** Opening TEXT SHOWN block **
Clinical and pathology analysis of 1 case of adult pleural pulmonary blastoma: A case report

RATIONALE: Pulmonary blastoma is a rare primary lung cancer that can be categorized into adult type and child type. The clinical symptoms and imaging features of pulmonary blastoma are nonspecific, making it difficult to diagnose preoperatively. Postoperative pathology with immunohistochemical staining can help diagnosis. PATIENT CONCERNS: A 53-year-old male had chest tightness and shortness of breath. DIAGNOSES: The patient was diagnosed as pleural pulmonary blastoma based on computed tomography (CT) scan, pathology, immunohistochemistry, and molecular pathology. CT examination showed solid mass on the upper lobe of the left lung Intraoperative observation found that tumor tissue was gray with tough texture. The surrounding lung tissue showed AE1/AE3 (+), Vimentin (+), and CD34 (+) staining. No epidermal growth factor receptor gene mutation was detected. INTERVENTIONS: The left lobe resection plus mediastinal lymph node dissection were performed. After the operation, patient received paclitaxel combined with nedaplatin chemotherapy for 4 times. OUTCOMES: Four months later, left pleural metastasis, and mediastinal lymph node metastasis was found. The patient died 15 months later. LESSONS: Pleural pulmonary blastoma is a malignant tumor with rare pathological features that is easy to relapse and metastasis with poor prognosis. Surgical treatment preferably, lobectomy plus mediastinal lymph node dissection, is the first treatment option. The overall prognosis is poor.
** Closing TEXT SHOWN block **
** Opening DATA EXCERPTS block **
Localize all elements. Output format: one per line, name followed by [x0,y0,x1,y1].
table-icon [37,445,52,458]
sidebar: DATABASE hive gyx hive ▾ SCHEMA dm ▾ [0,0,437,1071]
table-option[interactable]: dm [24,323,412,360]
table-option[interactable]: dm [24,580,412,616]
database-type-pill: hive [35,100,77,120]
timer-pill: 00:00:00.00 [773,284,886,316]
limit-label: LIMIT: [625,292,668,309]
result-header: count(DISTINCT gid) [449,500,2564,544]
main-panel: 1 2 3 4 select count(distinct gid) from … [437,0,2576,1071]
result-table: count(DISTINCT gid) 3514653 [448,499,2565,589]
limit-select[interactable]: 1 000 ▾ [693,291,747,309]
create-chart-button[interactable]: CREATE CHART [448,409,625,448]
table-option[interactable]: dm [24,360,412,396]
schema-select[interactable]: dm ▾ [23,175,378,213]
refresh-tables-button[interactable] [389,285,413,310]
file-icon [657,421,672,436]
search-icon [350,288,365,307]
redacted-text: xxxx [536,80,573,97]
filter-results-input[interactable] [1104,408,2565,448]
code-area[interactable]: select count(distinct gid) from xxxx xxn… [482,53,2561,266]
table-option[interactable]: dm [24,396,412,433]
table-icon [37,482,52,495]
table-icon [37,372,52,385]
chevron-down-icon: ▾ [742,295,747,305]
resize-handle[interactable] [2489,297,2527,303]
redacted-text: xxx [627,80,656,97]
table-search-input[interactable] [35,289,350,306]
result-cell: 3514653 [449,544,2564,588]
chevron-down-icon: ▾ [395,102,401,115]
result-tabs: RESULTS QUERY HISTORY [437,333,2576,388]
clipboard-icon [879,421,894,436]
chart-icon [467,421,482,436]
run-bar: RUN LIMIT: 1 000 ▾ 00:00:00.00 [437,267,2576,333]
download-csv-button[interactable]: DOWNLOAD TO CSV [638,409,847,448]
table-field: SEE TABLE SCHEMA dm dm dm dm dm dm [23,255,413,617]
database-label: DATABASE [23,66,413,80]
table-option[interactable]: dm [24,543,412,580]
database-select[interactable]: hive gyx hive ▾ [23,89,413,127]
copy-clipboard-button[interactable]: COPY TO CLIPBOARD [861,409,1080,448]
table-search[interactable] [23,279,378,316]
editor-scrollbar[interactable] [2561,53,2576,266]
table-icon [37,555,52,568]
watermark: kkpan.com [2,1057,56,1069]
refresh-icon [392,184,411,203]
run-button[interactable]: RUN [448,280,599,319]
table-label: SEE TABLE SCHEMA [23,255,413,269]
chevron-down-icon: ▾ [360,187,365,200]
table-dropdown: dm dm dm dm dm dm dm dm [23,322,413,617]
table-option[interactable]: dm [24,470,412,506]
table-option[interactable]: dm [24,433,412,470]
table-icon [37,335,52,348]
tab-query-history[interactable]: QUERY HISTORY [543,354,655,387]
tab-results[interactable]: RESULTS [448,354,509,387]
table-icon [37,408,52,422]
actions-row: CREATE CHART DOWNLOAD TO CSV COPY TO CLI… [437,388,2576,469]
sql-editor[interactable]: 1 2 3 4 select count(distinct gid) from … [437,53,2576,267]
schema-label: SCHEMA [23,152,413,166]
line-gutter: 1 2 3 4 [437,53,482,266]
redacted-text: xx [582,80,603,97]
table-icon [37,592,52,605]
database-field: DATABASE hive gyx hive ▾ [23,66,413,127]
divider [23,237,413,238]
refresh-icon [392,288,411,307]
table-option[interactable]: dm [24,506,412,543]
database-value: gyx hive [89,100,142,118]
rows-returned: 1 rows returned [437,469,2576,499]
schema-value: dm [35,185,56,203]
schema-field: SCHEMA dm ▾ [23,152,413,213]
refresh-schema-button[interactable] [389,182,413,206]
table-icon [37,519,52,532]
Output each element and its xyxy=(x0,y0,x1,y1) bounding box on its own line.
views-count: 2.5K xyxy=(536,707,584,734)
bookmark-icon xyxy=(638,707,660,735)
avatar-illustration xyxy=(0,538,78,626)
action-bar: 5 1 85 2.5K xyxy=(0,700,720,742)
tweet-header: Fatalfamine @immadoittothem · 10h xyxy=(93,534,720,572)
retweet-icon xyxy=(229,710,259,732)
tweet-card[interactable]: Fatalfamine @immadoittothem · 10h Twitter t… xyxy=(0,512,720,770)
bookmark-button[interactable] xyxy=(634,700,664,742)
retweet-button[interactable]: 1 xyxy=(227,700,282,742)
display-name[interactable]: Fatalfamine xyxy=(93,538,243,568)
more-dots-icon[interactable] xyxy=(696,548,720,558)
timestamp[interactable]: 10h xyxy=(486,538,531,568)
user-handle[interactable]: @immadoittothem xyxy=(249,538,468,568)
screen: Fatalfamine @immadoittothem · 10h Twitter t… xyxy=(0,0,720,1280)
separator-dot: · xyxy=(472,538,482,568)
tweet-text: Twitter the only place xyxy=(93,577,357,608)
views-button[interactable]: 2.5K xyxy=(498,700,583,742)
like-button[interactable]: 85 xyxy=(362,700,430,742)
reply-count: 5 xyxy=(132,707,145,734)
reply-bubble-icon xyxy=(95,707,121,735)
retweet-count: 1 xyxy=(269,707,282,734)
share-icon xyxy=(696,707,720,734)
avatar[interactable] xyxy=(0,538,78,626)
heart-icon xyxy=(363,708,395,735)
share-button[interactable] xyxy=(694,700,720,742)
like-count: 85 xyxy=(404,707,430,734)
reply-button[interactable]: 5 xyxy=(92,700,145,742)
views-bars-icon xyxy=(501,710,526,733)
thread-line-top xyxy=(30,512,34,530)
** Closing DATA EXCERPTS block **
**USING THE INFORMATION:**
A: Name every method that the case report says the diagnosis of pleural pulmonary blastoma was based on.
B: According to the case report, what chemotherapy did the patient receive after the operation, and how many times?

**ANSWERS TO EACH TASK:**
A: Computed tomography (CT) scan, pathology, immunohistochemistry, and molecular pathology.

B: Paclitaxel combined with nedaplatin, given 4 times.